### Request
Copy all lines below containing "between".

+++ Data supplied

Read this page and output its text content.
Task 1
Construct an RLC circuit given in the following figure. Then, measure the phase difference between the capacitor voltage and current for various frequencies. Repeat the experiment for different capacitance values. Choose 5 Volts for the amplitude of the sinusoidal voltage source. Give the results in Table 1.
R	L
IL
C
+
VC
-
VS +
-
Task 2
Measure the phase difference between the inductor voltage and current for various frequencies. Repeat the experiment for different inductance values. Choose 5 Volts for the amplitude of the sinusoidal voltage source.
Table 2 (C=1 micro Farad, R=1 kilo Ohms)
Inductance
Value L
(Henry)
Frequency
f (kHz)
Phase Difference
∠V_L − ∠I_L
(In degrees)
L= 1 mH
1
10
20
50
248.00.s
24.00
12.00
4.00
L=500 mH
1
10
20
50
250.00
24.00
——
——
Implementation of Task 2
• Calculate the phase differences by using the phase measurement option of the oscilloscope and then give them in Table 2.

++++++

### Full answer
Construct an RLC circuit given in the following figure. Then, measure the phase difference between the capacitor voltage and current for various frequencies. Repeat the experiment for different capacitance values. Choose 5 Volts for the amplitude of the sinusoidal voltage source. Give the results in Table 1.
Measure the phase difference between the inductor voltage and current for various frequencies. Repeat the experiment for different inductance values. Choose 5 Volts for the amplitude of the sinusoidal voltage source.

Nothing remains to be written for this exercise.